** start Passage to read **

Great Boer War
Page 30
The disappointment in Kimberley was intense. The town’s citizens angrily demanded to know what had happened, and when Kekewich, as disappointed and as uninformed as they, could tell them nothing, he was accused of deliberately withholding information.
It is not certain what Methuen would have done had he reached Kimberley. From evidence he gave to a royal commission after the war it would appear that he was not very clear himself:
Methuen: I had to relieve Kimberley, throw in a large supply of provisions, clear out the non-combatants, and return to the Orange river. These were, in short, the orders I got from him [Buller].
Question: The intention of your advance was simply to reinforce the garrison of Kimberley, and move the non-combatants, and come away again?
Methuen: No, I could not say my object was to reinforce Kimberley, but it was to clear out, I think, something like 11,000 useless mouths, who were black men, and so on. I was to send up the trains holding provisions sufficient for Kimberley to go on with for some time, and clear out all these black men and send them down country or where I could; at any rate get them out of Kimberley. 3
If this was really what Methuen intended to do, it certainly would not have been satisfactory to Rhodes or other citizens of Kimberley. Kekewich actually did receive orders to prepare for the evacuation of all civilians when Methuen arrived, and he unwisely passed this information on to Rhodes—in confidence. Rhodes told the Town Council and then published the news in his newspaper. There was an uproar. Troubles rained down on the hapless Kekewich. The townspeople read the news in a rage. Unforgivably slow in coming to their relief, the military were now laying plans to dispossess them of their homes and to bankrupt the merchants. Dr. Ashe thought there might even be “a civil war in the town,” and Winifred Heberden recorded: “People who have been quite cheerful and happy throughout the siege say that this is the first time they have felt the least depression, and in many cases there is great alarm.”
There were, of course, thousands of Bantu, Coloureds, and Asiatics who under the whites’s self-imposed rules could not take an active part in the defence except to dig trenches and build fortifications, but who nevertheless had to be fed. Early in the siege Rhodes tried to get rid of them by sending them en masse out of town during the night, but the Boers forced them to turn around and go back. As Rhodes had said nothing to Kekewich about this scheme, the British shelled them as they streamed back before it was realized who they were.
There was still enough food, at least for the white population, if one included horse meat. On 6 January 1900 Winifred Heberden wrote in her diary: “Today we had horseflesh for the first time, and very excellent it was, though many people foolishly refused to taste it.” Before the end of the siege 164,183 pounds were consumed. The Bantu, caught in the middle of the warring whites, suffered most: some 900 developed scurvy. Kekewich estimated that he had enough food to last until 28 February. De Beers had large stocks of food which Kekewich, with Rhodes’s permission, commandeered and rationed out—but only after the top De Beers officials had laid in their own private stocks. Prices soared: eggs, when they could be obtained, sold for £1 per dozen; among the Coloured servants kittens sold for 5s 6d and plump cats for 12s 6d.

** end Passage to read **
** start Dataset excerpts **

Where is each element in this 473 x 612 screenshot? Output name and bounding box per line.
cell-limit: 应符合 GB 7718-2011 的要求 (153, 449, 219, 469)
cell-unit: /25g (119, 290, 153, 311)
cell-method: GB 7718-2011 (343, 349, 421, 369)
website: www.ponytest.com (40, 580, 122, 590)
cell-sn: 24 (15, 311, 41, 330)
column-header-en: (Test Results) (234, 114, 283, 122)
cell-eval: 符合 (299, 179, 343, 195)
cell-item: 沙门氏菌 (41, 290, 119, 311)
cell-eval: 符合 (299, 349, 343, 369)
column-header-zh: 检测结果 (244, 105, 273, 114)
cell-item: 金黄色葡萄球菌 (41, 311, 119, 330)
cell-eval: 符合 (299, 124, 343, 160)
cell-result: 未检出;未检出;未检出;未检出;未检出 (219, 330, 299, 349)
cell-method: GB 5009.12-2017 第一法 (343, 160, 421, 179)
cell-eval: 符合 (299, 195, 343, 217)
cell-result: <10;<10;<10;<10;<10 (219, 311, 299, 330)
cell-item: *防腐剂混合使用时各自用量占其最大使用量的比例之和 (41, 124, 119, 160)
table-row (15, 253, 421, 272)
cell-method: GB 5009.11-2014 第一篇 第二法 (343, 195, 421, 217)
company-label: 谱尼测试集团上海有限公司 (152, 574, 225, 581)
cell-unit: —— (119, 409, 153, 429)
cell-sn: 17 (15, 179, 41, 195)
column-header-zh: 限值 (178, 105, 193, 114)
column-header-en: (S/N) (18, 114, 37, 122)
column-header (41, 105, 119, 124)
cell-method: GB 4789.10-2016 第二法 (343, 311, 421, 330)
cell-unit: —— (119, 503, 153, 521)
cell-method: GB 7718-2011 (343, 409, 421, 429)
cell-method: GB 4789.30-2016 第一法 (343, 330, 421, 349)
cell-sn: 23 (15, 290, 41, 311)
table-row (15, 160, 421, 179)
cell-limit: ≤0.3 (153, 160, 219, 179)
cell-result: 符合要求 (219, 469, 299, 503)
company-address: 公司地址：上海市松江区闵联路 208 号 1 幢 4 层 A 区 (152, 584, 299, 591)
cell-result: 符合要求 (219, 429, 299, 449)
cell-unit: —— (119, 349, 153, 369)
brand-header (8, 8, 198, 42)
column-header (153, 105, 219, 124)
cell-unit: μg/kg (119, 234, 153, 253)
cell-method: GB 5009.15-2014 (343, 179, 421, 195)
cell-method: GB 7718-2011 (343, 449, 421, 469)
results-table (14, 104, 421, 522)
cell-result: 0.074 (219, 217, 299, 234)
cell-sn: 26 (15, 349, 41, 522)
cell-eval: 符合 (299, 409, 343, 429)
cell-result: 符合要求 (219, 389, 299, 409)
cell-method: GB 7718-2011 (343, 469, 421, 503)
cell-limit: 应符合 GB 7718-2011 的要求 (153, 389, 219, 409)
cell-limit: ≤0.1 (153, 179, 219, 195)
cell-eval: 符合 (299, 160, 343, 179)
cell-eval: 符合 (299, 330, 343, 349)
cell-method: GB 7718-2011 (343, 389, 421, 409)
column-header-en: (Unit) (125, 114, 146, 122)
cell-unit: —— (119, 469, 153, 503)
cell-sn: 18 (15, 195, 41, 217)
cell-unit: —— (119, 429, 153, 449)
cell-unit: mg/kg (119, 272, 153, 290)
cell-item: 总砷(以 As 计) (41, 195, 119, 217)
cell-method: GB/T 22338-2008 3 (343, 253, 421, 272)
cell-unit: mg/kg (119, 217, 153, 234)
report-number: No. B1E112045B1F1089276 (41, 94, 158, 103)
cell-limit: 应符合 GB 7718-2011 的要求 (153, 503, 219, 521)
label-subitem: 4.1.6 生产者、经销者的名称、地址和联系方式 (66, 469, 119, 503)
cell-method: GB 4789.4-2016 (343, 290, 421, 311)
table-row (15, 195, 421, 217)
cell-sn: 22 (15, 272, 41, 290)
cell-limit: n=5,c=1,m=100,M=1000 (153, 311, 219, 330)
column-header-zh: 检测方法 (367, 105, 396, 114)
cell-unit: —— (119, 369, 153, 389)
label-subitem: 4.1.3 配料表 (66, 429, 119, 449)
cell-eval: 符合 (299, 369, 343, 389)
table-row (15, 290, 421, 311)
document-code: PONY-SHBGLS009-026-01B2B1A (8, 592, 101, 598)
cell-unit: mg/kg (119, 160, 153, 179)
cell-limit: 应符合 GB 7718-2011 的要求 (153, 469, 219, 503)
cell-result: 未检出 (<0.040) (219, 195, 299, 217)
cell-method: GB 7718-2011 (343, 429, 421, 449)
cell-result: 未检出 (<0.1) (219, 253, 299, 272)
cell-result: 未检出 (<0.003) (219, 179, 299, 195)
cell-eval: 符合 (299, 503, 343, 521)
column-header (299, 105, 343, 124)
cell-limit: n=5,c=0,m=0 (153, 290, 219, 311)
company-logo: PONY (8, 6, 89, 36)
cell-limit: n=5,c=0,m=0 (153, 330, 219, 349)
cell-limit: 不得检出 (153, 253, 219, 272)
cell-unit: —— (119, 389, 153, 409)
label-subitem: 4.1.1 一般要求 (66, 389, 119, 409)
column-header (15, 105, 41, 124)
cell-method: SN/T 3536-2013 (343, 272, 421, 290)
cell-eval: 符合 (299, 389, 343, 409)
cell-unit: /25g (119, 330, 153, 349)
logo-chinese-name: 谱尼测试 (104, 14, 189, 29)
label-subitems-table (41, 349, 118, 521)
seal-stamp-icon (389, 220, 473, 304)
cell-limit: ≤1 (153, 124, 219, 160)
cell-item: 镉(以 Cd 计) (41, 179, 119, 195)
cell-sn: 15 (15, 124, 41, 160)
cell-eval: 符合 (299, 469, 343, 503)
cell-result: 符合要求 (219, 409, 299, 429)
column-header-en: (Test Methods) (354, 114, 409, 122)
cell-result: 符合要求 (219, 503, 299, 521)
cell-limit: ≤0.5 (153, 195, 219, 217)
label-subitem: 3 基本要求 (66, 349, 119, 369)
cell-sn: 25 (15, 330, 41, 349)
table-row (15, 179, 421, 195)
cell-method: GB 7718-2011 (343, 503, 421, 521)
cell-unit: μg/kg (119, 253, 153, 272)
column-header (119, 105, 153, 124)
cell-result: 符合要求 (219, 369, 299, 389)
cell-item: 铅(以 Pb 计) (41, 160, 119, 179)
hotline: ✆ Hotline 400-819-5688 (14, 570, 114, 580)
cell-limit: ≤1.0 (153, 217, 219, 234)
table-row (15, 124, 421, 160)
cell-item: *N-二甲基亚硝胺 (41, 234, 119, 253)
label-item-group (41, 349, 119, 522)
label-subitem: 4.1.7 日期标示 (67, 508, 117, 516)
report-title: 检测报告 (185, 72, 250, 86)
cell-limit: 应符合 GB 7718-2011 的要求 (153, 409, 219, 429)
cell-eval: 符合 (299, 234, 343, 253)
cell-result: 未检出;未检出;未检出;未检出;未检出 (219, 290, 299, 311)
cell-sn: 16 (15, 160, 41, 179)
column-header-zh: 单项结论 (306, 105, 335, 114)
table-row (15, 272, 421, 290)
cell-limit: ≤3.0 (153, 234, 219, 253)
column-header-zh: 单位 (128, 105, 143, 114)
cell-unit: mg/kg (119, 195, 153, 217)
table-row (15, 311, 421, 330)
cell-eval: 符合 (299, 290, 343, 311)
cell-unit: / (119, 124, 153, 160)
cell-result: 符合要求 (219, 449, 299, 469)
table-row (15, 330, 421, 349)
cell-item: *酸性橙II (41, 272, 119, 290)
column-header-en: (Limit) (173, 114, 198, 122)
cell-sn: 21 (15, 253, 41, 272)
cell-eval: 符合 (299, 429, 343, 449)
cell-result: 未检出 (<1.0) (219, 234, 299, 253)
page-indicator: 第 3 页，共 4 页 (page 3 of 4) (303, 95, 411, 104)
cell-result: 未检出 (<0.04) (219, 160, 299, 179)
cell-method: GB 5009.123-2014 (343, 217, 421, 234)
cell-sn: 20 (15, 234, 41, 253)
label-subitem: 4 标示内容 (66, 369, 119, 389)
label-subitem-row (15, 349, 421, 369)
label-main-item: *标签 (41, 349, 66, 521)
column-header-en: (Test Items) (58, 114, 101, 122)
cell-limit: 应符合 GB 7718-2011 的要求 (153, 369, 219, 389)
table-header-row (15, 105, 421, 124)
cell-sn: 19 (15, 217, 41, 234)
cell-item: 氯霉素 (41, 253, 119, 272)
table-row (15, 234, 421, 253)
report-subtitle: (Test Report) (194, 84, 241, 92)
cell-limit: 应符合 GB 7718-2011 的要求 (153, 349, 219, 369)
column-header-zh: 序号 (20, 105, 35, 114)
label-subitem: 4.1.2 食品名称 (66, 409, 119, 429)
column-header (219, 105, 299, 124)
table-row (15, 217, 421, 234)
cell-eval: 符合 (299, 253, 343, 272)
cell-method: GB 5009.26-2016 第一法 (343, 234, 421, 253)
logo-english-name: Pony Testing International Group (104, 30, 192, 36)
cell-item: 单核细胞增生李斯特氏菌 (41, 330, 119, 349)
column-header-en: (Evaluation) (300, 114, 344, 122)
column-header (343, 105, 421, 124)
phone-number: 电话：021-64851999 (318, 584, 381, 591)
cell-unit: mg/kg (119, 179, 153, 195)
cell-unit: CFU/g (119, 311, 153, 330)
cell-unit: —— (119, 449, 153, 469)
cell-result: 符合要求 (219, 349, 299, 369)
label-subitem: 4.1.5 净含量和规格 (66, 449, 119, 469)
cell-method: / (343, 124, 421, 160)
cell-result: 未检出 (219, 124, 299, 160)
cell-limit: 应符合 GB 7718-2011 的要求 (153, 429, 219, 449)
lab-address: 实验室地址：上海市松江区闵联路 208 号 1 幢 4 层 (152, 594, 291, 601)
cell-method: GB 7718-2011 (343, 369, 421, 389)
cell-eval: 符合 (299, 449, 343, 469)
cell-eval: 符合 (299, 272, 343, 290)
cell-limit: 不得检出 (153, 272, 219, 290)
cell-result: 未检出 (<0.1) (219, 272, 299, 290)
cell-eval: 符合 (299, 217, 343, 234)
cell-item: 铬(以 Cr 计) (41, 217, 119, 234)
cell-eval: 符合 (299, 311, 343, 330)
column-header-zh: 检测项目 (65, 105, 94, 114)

** end Dataset excerpts **

**Task objective**:
Transcribe the Boer War passage from "Great Boer War" to "come away again?", keeping each word and punctuation mark unchanged.

**Result below**:
Great Boer War
Page 30
The disappointment in Kimberley was intense. The town’s citizens angrily demanded to know what had happened, and when Kekewich, as disappointed and as uninformed as they, could tell them nothing, he was accused of deliberately withholding information.
It is not certain what Methuen would have done had he reached Kimberley. From evidence he gave to a royal commission after the war it would appear that he was not very clear himself:
Methuen: I had to relieve Kimberley, throw in a large supply of provisions, clear out the non-combatants, and return to the Orange river. These were, in short, the orders I got from him [Buller].
Question: The intention of your advance was simply to reinforce the garrison of Kimberley, and move the non-combatants, and come away again?